**作業指示**
[a] 本文の「公園の砂場では、いつの時代も子どもたちは砂いじりに夢中になる。」を含む箇所から書き始め、「も美しい」とため息をついた。」まで来たら止めて、一字一句そのまま書き写してください。
[b] 本文をもとに、次の問いに答えてください。
(i) 展示「砂で世界旅行・フランス編」は何月何日に始まったか。
(ii) 来場者を迎える砂像は何点あるか。
(iii) 「ヴェルサイユ宮殿」の幅は約何メートルか。
[c] 砂の美術館を伝える本文を、最後の文のあとから書き継いでください。

======== 本文 ========

公園の砂場では、いつの時代も子どもたちは砂いじりに夢中になる。

 一方、日本海に面した巨大な砂場では、世界から集った彫刻家たちが砂のかたまりを彫り刻み、アート作品に仕上げる。

 気の遠くなるような歳月がつくり出した自然の造形美、鳥取砂丘。そこに、人が生み出す造形美が並ぶ「砂の美術館」はある。

 吹き抜けの展示室に足を踏み入れると、いまはフランスの華やかな空気に包まれる。4月19日から始まった展示「砂で世界旅行・フランス編」。今夏のパリ五輪・パラリンピックにちなみ、フランスの歴史と芸術文化にスポットをあてた18点の砂像が来場者を迎える。

 幅約22メートル、高さ約5メートルの「ヴェルサイユ宮殿」、約20分の1のスケールの「ノートルダム大聖堂」、ナポレオンが皇帝に即位した「戴冠(たいかん)式」の場面。ぼうぜんとするほどのスケールと、人物の髪のうねりや衣服のひだも丁寧に再現された精巧な作品に、香港から旅行で訪れた40代の女性は「砂でできていることが信じられない。とても美しい」とため息をついた。

======== 提供データ ========

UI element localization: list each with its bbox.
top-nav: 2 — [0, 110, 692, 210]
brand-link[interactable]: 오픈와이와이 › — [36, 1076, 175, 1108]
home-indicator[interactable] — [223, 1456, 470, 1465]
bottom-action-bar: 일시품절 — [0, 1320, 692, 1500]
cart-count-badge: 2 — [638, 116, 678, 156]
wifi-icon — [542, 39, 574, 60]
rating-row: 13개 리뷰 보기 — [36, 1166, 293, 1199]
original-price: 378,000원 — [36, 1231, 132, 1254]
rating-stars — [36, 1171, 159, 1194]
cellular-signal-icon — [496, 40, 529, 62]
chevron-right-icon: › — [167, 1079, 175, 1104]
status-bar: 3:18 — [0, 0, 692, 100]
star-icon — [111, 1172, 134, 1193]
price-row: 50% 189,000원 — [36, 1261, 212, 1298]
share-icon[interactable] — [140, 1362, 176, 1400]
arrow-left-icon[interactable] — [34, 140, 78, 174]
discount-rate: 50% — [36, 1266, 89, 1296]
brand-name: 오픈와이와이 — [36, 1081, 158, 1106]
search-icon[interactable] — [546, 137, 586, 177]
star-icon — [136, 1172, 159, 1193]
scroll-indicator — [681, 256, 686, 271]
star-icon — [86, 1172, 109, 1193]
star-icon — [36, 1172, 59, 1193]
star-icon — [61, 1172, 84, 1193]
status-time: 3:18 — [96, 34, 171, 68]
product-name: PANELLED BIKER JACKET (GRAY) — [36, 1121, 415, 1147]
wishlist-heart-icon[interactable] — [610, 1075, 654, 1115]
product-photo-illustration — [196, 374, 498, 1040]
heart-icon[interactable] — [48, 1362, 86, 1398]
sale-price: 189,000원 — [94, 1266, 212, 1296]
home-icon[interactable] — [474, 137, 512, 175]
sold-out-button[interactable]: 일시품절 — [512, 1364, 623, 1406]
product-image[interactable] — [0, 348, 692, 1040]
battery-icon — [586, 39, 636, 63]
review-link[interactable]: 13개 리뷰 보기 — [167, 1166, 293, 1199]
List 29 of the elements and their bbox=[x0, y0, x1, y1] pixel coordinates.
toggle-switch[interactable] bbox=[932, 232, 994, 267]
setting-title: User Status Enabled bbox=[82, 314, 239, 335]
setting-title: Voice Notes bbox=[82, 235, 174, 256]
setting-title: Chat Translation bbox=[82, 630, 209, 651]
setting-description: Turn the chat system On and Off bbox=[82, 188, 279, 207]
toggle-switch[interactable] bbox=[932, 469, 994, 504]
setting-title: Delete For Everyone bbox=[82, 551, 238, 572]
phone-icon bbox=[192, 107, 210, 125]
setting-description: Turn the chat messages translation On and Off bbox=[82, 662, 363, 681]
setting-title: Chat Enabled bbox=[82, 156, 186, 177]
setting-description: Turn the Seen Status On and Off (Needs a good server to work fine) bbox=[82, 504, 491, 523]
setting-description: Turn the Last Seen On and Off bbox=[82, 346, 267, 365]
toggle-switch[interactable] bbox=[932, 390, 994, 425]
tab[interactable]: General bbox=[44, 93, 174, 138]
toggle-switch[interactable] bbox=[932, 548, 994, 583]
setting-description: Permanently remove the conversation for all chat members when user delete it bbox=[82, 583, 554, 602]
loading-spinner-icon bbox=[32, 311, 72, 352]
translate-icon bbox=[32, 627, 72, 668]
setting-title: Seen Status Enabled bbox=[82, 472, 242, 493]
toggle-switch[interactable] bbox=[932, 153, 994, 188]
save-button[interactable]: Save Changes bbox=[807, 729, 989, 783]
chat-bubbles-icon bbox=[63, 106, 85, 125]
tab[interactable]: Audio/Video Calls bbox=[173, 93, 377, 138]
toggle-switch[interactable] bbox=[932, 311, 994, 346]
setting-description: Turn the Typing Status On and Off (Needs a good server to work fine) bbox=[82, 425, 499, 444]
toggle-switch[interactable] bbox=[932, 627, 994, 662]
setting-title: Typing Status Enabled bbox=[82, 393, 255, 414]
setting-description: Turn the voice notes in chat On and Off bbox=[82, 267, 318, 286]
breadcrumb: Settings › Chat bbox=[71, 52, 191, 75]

========

**解答**
[a]
公園の砂場では、いつの時代も子どもたちは砂いじりに夢中になる。

 一方、日本海に面した巨大な砂場では、世界から集った彫刻家たちが砂のかたまりを彫り刻み、アート作品に仕上げる。

 気の遠くなるような歳月がつくり出した自然の造形美、鳥取砂丘。そこに、人が生み出す造形美が並ぶ「砂の美術館」はある。

 吹き抜けの展示室に足を踏み入れると、いまはフランスの華やかな空気に包まれる。4月19日から始まった展示「砂で世界旅行・フランス編」。今夏のパリ五輪・パラリンピックにちなみ、フランスの歴史と芸術文化にスポットをあてた18点の砂像が来場者を迎える。

 幅約22メートル、高さ約5メートルの「ヴェルサイユ宮殿」、約20分の1のスケールの「ノートルダム大聖堂」、ナポレオンが皇帝に即位した「戴冠(たいかん)式」の場面。ぼうぜんとするほどのスケールと、人物の髪のうねりや衣服のひだも丁寧に再現された精巧な作品に、香港から旅行で訪れた40代の女性は「砂でできていることが信じられない。とても美しい」とため息をついた。

[b]
(i) 4月19日
(ii) 18点
(iii) 約22メートル

[c]
 鳥取砂丘をもっとPRしようと、鳥取市が2006年に砂の彫刻を屋外に展示するプロジェクトを始めたのが「砂の美術館」の始まりだ。大型テントでの展示を経て、12年に屋内施設になった。「砂で世界旅行」をコンセプトに、ほぼ毎年テーマを替えて世界各地の建造物や歴史などを砂で表現している。

 作品作りに使われる砂の量は約3千トン。のりや凝固剤は用いず、水だけで固めた砂のブロックを彫って砂像がつくられる。フランス編に参加した砂像彫刻家は、欧米や韓国など12カ国の計20人。総合プロデューサーの茶圓(ちゃえん)勝彦さん(63)は「圧倒的な迫力と超一流の繊細な技術。その両方の魅力を感じてもらえれば」と話す。

 会期が終われば作品はすべて崩され、もとの砂にかえる。そして次のテーマの展示で、また新たな作品に生まれ変わる。「残らないはかなさが砂像の魅力」と茶圓さん。

 いま出会える砂像は、次に訪れた時、もうそこにはないかもしれない。そのかわりに別の砂像と出会えるだろう。

 砂色の世界は、はかないけれど持続可能だ。(富田祥広)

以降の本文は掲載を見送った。